**Testo proposto:**
>>>

TARANTO. “BlueBird Bukowski”. Un’idea di viaggio frutto di un incontro tra generazioni lontane, Fibre Parallele e Vito Signorile

TARANTO. “BlueBird Bukowski”. Un’idea di viaggio frutto di un incontro tra generazioni lontane, Fibre Parallele e Vito Signorile

Sabato 5 marzo, alle ore 21 al TaTÀ

Una straziante voglia di vita. Per la stagione di “Periferie”, sabato 5 marzo 2016, alle ore 21 al TaTÀ di Taranto, in via Grazia Deledda ai Tamburi, va in scena BlueBird Bukowski di Riccardo Spagnulo, regia Licia Lanera, con Vito Signorile e Mary Dipace, luci Vincent Longuemare, realizzazione scene Michele Iannone, produzione Teatri di Bari. A seguire incontro con la Compagnia. Biglietto intero 15 euro, ridotto (under 30 e over 65) 10 euro. Info: 099.4707948.

Frutto di un incontro tra generazioni lontane, da un lato le giovani e sperimentatrici anime di Fibre Parallele – Licia Lanera e Riccardo Spagnulo – dall’altro l’esperienza matura di Vito Signorile, “BlueBird Bukowski” parte da un’idea di ‘900 del quale non ci si è ancora davvero liberati.

<<<

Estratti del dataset
>>>

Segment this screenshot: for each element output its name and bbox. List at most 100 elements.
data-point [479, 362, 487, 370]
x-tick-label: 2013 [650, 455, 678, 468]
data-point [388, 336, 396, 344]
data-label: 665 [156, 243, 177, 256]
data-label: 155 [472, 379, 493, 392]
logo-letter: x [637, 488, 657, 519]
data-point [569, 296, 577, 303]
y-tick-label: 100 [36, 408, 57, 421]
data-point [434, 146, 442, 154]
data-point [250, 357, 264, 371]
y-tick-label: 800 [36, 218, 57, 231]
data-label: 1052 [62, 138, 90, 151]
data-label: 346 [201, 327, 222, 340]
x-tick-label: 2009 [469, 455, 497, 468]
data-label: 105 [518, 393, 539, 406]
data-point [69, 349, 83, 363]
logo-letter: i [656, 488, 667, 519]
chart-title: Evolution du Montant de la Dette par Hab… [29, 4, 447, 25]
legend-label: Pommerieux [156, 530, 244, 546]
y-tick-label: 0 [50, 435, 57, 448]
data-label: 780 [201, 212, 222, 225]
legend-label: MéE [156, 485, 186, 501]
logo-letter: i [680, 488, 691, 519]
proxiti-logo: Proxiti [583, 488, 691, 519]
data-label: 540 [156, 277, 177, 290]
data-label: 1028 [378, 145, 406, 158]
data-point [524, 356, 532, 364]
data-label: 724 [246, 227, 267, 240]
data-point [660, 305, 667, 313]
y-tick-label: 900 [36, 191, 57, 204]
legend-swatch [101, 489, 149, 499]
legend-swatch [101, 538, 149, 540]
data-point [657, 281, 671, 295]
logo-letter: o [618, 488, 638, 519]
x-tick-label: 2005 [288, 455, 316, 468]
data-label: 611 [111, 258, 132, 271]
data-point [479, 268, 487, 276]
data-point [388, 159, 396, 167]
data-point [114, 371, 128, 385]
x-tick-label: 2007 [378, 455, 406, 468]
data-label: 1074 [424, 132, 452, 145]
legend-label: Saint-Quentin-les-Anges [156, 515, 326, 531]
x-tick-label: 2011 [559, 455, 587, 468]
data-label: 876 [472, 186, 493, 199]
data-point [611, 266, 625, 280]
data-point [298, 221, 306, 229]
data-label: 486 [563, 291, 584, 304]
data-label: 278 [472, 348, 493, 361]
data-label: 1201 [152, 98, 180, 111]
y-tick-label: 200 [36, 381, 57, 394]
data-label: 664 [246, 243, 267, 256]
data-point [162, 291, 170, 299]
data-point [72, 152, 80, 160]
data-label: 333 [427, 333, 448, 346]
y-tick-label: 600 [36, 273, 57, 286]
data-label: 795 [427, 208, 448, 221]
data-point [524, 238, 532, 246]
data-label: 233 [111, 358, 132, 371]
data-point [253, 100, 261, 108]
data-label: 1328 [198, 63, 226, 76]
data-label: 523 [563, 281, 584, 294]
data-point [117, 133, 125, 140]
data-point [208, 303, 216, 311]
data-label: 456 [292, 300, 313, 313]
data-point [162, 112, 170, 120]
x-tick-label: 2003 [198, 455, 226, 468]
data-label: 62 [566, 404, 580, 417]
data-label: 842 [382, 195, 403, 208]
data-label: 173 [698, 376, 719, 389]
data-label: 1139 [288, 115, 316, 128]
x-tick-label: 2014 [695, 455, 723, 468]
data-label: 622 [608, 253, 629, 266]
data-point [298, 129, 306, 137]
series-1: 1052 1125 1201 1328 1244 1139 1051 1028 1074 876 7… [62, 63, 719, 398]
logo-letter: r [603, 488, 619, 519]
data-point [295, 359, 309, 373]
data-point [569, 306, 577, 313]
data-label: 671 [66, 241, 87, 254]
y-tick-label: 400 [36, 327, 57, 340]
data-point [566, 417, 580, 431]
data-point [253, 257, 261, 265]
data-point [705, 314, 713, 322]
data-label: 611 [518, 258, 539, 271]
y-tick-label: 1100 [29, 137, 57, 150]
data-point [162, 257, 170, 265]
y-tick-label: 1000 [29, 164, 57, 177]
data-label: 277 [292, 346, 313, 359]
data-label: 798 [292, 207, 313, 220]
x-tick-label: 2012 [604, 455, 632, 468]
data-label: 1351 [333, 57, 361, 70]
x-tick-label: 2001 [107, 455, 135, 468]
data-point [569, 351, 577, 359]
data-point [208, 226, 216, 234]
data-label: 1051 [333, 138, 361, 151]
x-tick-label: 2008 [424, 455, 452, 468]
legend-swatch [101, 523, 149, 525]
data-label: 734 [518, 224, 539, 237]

<<<

**Consegna:**
Rispondi a queste domande sul testo dedicato a "BlueBird Bukowski":
1. In quale via di Taranto si trova il TaTÀ?
2. Quanto costa il biglietto ridotto e a chi spetta?
3. Quali componenti di Fibre Parallele vengono nominati?

**Risposta:**
1. In via Grazia Deledda, ai Tamburi.
2. Costa 10 euro e spetta agli under 30 e agli over 65.
3. Licia Lanera e Riccardo Spagnulo.